> _Required work_
Write out the entries again exactly as they are given.

Records:
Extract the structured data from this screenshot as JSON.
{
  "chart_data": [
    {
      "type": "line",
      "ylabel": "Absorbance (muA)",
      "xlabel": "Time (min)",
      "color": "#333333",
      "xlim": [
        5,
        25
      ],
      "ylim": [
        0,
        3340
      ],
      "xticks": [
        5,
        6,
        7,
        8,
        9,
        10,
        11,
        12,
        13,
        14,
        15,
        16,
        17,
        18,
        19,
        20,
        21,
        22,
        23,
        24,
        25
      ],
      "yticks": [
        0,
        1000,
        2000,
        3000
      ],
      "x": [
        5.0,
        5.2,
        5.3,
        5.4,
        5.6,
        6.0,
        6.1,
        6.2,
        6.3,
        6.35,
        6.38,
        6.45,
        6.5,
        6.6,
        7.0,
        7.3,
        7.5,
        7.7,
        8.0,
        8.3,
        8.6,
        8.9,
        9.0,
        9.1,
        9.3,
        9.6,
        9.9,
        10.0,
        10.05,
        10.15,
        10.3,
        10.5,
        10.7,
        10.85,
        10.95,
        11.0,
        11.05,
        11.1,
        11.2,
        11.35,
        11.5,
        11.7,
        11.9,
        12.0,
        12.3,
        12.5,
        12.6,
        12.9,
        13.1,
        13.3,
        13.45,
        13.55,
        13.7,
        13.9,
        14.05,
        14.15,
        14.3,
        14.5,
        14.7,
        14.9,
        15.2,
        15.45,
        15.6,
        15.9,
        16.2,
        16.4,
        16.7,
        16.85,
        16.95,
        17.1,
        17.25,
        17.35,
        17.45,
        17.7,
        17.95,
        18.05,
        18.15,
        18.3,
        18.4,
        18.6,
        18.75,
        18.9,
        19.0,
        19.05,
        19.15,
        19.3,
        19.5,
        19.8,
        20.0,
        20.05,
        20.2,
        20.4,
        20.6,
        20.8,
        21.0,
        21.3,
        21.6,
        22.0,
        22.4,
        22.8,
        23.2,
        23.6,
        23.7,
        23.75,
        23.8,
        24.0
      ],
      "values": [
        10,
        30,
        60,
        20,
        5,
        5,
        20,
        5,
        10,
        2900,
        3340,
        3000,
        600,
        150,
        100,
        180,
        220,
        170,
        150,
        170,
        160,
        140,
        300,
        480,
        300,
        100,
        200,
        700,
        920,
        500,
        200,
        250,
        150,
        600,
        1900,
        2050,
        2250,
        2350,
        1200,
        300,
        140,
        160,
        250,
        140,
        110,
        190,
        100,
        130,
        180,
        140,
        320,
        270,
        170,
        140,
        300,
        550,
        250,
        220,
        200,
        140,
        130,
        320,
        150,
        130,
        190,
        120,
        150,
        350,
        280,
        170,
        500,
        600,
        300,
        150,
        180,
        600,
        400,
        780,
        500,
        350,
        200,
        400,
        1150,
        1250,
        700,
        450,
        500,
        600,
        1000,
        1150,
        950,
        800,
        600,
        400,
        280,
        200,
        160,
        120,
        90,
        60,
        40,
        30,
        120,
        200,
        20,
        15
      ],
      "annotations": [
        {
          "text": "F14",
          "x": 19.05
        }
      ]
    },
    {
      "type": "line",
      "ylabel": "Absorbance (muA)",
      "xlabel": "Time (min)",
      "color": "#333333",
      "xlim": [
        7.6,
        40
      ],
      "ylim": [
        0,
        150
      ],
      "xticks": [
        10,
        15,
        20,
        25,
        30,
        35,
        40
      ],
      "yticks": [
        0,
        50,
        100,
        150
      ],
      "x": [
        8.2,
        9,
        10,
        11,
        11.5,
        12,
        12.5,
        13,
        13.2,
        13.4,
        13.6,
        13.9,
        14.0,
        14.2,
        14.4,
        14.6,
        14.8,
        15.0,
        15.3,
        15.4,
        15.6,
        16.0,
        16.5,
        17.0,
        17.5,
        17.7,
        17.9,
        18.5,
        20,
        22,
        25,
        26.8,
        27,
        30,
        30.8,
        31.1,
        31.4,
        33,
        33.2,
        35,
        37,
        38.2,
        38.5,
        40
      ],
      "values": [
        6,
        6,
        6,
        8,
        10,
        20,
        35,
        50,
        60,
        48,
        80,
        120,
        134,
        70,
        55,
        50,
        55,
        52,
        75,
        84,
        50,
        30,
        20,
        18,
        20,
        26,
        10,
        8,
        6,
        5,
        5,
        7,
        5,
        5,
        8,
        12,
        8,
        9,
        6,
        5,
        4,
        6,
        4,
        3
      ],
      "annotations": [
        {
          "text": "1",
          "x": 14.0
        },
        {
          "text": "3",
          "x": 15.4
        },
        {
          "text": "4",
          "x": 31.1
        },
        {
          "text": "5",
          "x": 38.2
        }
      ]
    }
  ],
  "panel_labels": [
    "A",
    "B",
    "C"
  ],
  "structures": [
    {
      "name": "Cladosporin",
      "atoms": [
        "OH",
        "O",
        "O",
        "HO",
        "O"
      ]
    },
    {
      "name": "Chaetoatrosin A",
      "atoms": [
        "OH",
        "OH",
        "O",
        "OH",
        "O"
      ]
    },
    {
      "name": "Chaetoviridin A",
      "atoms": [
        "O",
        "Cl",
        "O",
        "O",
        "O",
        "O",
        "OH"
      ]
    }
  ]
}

> _Finished exercise_
Extract the structured data from this screenshot as JSON.
{
  "chart_data": [
    {
      "type": "line",
      "ylabel": "Absorbance (muA)",
      "xlabel": "Time (min)",
      "color": "#333333",
      "xlim": [
        5,
        25
      ],
      "ylim": [
        0,
        3340
      ],
      "xticks": [
        5,
        6,
        7,
        8,
        9,
        10,
        11,
        12,
        13,
        14,
        15,
        16,
        17,
        18,
        19,
        20,
        21,
        22,
        23,
        24,
        25
      ],
      "yticks": [
        0,
        1000,
        2000,
        3000
      ],
      "x": [
        5.0,
        5.2,
        5.3,
        5.4,
        5.6,
        6.0,
        6.1,
        6.2,
        6.3,
        6.35,
        6.38,
        6.45,
        6.5,
        6.6,
        7.0,
        7.3,
        7.5,
        7.7,
        8.0,
        8.3,
        8.6,
        8.9,
        9.0,
        9.1,
        9.3,
        9.6,
        9.9,
        10.0,
        10.05,
        10.15,
        10.3,
        10.5,
        10.7,
        10.85,
        10.95,
        11.0,
        11.05,
        11.1,
        11.2,
        11.35,
        11.5,
        11.7,
        11.9,
        12.0,
        12.3,
        12.5,
        12.6,
        12.9,
        13.1,
        13.3,
        13.45,
        13.55,
        13.7,
        13.9,
        14.05,
        14.15,
        14.3,
        14.5,
        14.7,
        14.9,
        15.2,
        15.45,
        15.6,
        15.9,
        16.2,
        16.4,
        16.7,
        16.85,
        16.95,
        17.1,
        17.25,
        17.35,
        17.45,
        17.7,
        17.95,
        18.05,
        18.15,
        18.3,
        18.4,
        18.6,
        18.75,
        18.9,
        19.0,
        19.05,
        19.15,
        19.3,
        19.5,
        19.8,
        20.0,
        20.05,
        20.2,
        20.4,
        20.6,
        20.8,
        21.0,
        21.3,
        21.6,
        22.0,
        22.4,
        22.8,
        23.2,
        23.6,
        23.7,
        23.75,
        23.8,
        24.0
      ],
      "values": [
        10,
        30,
        60,
        20,
        5,
        5,
        20,
        5,
        10,
        2900,
        3340,
        3000,
        600,
        150,
        100,
        180,
        220,
        170,
        150,
        170,
        160,
        140,
        300,
        480,
        300,
        100,
        200,
        700,
        920,
        500,
        200,
        250,
        150,
        600,
        1900,
        2050,
        2250,
        2350,
        1200,
        300,
        140,
        160,
        250,
        140,
        110,
        190,
        100,
        130,
        180,
        140,
        320,
        270,
        170,
        140,
        300,
        550,
        250,
        220,
        200,
        140,
        130,
        320,
        150,
        130,
        190,
        120,
        150,
        350,
        280,
        170,
        500,
        600,
        300,
        150,
        180,
        600,
        400,
        780,
        500,
        350,
        200,
        400,
        1150,
        1250,
        700,
        450,
        500,
        600,
        1000,
        1150,
        950,
        800,
        600,
        400,
        280,
        200,
        160,
        120,
        90,
        60,
        40,
        30,
        120,
        200,
        20,
        15
      ],
      "annotations": [
        {
          "text": "F14",
          "x": 19.05
        }
      ]
    },
    {
      "type": "line",
      "ylabel": "Absorbance (muA)",
      "xlabel": "Time (min)",
      "color": "#333333",
      "xlim": [
        7.6,
        40
      ],
      "ylim": [
        0,
        150
      ],
      "xticks": [
        10,
        15,
        20,
        25,
        30,
        35,
        40
      ],
      "yticks": [
        0,
        50,
        100,
        150
      ],
      "x": [
        8.2,
        9,
        10,
        11,
        11.5,
        12,
        12.5,
        13,
        13.2,
        13.4,
        13.6,
        13.9,
        14.0,
        14.2,
        14.4,
        14.6,
        14.8,
        15.0,
        15.3,
        15.4,
        15.6,
        16.0,
        16.5,
        17.0,
        17.5,
        17.7,
        17.9,
        18.5,
        20,
        22,
        25,
        26.8,
        27,
        30,
        30.8,
        31.1,
        31.4,
        33,
        33.2,
        35,
        37,
        38.2,
        38.5,
        40
      ],
      "values": [
        6,
        6,
        6,
        8,
        10,
        20,
        35,
        50,
        60,
        48,
        80,
        120,
        134,
        70,
        55,
        50,
        55,
        52,
        75,
        84,
        50,
        30,
        20,
        18,
        20,
        26,
        10,
        8,
        6,
        5,
        5,
        7,
        5,
        5,
        8,
        12,
        8,
        9,
        6,
        5,
        4,
        6,
        4,
        3
      ],
      "annotations": [
        {
          "text": "1",
          "x": 14.0
        },
        {
          "text": "3",
          "x": 15.4
        },
        {
          "text": "4",
          "x": 31.1
        },
        {
          "text": "5",
          "x": 38.2
        }
      ]
    }
  ],
  "panel_labels": [
    "A",
    "B",
    "C"
  ],
  "structures": [
    {
      "name": "Cladosporin",
      "atoms": [
        "OH",
        "O",
        "O",
        "HO",
        "O"
      ]
    },
    {
      "name": "Chaetoatrosin A",
      "atoms": [
        "OH",
        "OH",
        "O",
        "OH",
        "O"
      ]
    },
    {
      "name": "Chaetoviridin A",
      "atoms": [
        "O",
        "Cl",
        "O",
        "O",
        "O",
        "O",
        "OH"
      ]
    }
  ]
}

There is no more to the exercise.